(Listings of boxed layout items)

>>>>>

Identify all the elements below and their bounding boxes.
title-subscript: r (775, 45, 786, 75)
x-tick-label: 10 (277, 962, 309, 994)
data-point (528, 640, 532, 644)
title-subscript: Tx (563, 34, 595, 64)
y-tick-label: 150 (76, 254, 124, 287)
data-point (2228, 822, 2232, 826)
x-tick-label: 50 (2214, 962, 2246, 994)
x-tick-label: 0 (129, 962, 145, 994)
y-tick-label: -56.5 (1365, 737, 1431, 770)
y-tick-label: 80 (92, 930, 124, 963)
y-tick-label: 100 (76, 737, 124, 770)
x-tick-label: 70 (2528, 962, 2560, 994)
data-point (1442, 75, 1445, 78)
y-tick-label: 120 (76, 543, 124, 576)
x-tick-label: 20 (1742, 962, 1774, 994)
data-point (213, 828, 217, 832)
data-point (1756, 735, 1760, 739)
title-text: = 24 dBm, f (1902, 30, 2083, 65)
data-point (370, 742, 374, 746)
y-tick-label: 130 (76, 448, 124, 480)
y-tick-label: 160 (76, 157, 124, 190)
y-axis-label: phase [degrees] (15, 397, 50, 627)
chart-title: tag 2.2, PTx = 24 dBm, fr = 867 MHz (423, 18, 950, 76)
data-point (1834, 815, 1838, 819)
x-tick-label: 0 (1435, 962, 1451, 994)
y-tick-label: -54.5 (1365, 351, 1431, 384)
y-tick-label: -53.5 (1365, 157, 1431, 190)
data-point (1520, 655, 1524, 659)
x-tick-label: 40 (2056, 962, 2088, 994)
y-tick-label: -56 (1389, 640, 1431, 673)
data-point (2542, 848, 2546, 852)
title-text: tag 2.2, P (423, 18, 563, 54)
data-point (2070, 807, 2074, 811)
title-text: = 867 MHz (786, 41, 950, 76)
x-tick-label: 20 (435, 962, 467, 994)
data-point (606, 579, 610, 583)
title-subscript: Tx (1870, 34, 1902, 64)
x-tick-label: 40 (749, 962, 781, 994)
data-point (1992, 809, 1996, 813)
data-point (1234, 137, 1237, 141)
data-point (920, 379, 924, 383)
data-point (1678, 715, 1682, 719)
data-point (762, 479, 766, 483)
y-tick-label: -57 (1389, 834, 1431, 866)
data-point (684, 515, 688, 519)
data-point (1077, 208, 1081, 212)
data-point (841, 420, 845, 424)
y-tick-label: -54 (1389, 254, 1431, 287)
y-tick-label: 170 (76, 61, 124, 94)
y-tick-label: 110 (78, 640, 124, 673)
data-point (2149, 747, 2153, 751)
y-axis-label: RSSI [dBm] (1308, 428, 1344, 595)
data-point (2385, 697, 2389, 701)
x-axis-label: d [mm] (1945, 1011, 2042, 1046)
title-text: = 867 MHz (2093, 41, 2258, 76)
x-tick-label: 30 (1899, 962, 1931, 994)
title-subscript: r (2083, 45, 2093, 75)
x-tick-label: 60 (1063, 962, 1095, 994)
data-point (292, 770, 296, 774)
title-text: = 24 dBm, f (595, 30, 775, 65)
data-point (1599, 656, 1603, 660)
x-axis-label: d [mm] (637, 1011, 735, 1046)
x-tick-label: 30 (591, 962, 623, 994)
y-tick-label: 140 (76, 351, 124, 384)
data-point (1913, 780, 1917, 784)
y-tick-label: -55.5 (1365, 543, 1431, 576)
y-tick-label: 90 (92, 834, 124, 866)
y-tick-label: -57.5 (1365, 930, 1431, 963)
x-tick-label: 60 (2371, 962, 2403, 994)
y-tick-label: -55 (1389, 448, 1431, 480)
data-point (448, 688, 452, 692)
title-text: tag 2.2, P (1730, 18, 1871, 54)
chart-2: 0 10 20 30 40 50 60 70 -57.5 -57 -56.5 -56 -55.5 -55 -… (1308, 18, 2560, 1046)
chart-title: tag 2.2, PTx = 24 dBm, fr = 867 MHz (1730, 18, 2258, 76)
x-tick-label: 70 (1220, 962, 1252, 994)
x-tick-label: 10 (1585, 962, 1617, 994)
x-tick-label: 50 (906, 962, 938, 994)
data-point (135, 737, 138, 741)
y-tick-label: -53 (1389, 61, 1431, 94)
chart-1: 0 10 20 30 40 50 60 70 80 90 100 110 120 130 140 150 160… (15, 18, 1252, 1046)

<<<<<

Write out all the lines of the material again, swapping each "data-point" for "plot-marker" and leaving everything else unchanged.

• **Final result**:
Identify all the elements below and their bounding boxes.
title-subscript: r (775, 45, 786, 75)
x-tick-label: 10 (277, 962, 309, 994)
plot-marker (528, 640, 532, 644)
title-subscript: Tx (563, 34, 595, 64)
y-tick-label: 150 (76, 254, 124, 287)
plot-marker (2228, 822, 2232, 826)
x-tick-label: 50 (2214, 962, 2246, 994)
x-tick-label: 0 (129, 962, 145, 994)
y-tick-label: -56.5 (1365, 737, 1431, 770)
y-tick-label: 80 (92, 930, 124, 963)
y-tick-label: 100 (76, 737, 124, 770)
x-tick-label: 70 (2528, 962, 2560, 994)
plot-marker (1442, 75, 1445, 78)
y-tick-label: 120 (76, 543, 124, 576)
x-tick-label: 20 (1742, 962, 1774, 994)
plot-marker (213, 828, 217, 832)
plot-marker (1756, 735, 1760, 739)
title-text: = 24 dBm, f (1902, 30, 2083, 65)
plot-marker (370, 742, 374, 746)
y-tick-label: 130 (76, 448, 124, 480)
y-tick-label: 160 (76, 157, 124, 190)
y-axis-label: phase [degrees] (15, 397, 50, 627)
chart-title: tag 2.2, PTx = 24 dBm, fr = 867 MHz (423, 18, 950, 76)
plot-marker (1834, 815, 1838, 819)
x-tick-label: 0 (1435, 962, 1451, 994)
y-tick-label: -54.5 (1365, 351, 1431, 384)
y-tick-label: -53.5 (1365, 157, 1431, 190)
plot-marker (1520, 655, 1524, 659)
x-tick-label: 40 (2056, 962, 2088, 994)
y-tick-label: -56 (1389, 640, 1431, 673)
plot-marker (2542, 848, 2546, 852)
title-text: tag 2.2, P (423, 18, 563, 54)
plot-marker (2070, 807, 2074, 811)
title-text: = 867 MHz (786, 41, 950, 76)
x-tick-label: 20 (435, 962, 467, 994)
plot-marker (606, 579, 610, 583)
title-subscript: Tx (1870, 34, 1902, 64)
x-tick-label: 40 (749, 962, 781, 994)
plot-marker (1992, 809, 1996, 813)
plot-marker (1234, 137, 1237, 141)
plot-marker (920, 379, 924, 383)
plot-marker (1678, 715, 1682, 719)
plot-marker (762, 479, 766, 483)
y-tick-label: -57 (1389, 834, 1431, 866)
plot-marker (684, 515, 688, 519)
plot-marker (1077, 208, 1081, 212)
plot-marker (841, 420, 845, 424)
y-tick-label: -54 (1389, 254, 1431, 287)
y-tick-label: 170 (76, 61, 124, 94)
y-tick-label: 110 (78, 640, 124, 673)
plot-marker (2149, 747, 2153, 751)
y-axis-label: RSSI [dBm] (1308, 428, 1344, 595)
plot-marker (2385, 697, 2389, 701)
x-axis-label: d [mm] (1945, 1011, 2042, 1046)
title-text: = 867 MHz (2093, 41, 2258, 76)
x-tick-label: 30 (1899, 962, 1931, 994)
title-subscript: r (2083, 45, 2093, 75)
x-tick-label: 60 (1063, 962, 1095, 994)
plot-marker (292, 770, 296, 774)
title-text: = 24 dBm, f (595, 30, 775, 65)
plot-marker (1599, 656, 1603, 660)
x-axis-label: d [mm] (637, 1011, 735, 1046)
x-tick-label: 30 (591, 962, 623, 994)
y-tick-label: 140 (76, 351, 124, 384)
plot-marker (1913, 780, 1917, 784)
y-tick-label: -55.5 (1365, 543, 1431, 576)
y-tick-label: 90 (92, 834, 124, 866)
y-tick-label: -57.5 (1365, 930, 1431, 963)
x-tick-label: 60 (2371, 962, 2403, 994)
y-tick-label: -55 (1389, 448, 1431, 480)
plot-marker (448, 688, 452, 692)
title-text: tag 2.2, P (1730, 18, 1871, 54)
chart-2: 0 10 20 30 40 50 60 70 -57.5 -57 -56.5 -56 -55.5 -55 -… (1308, 18, 2560, 1046)
chart-title: tag 2.2, PTx = 24 dBm, fr = 867 MHz (1730, 18, 2258, 76)
x-tick-label: 70 (1220, 962, 1252, 994)
x-tick-label: 10 (1585, 962, 1617, 994)
x-tick-label: 50 (906, 962, 938, 994)
plot-marker (135, 737, 138, 741)
y-tick-label: -53 (1389, 61, 1431, 94)
chart-1: 0 10 20 30 40 50 60 70 80 90 100 110 120 130 140 150 160… (15, 18, 1252, 1046)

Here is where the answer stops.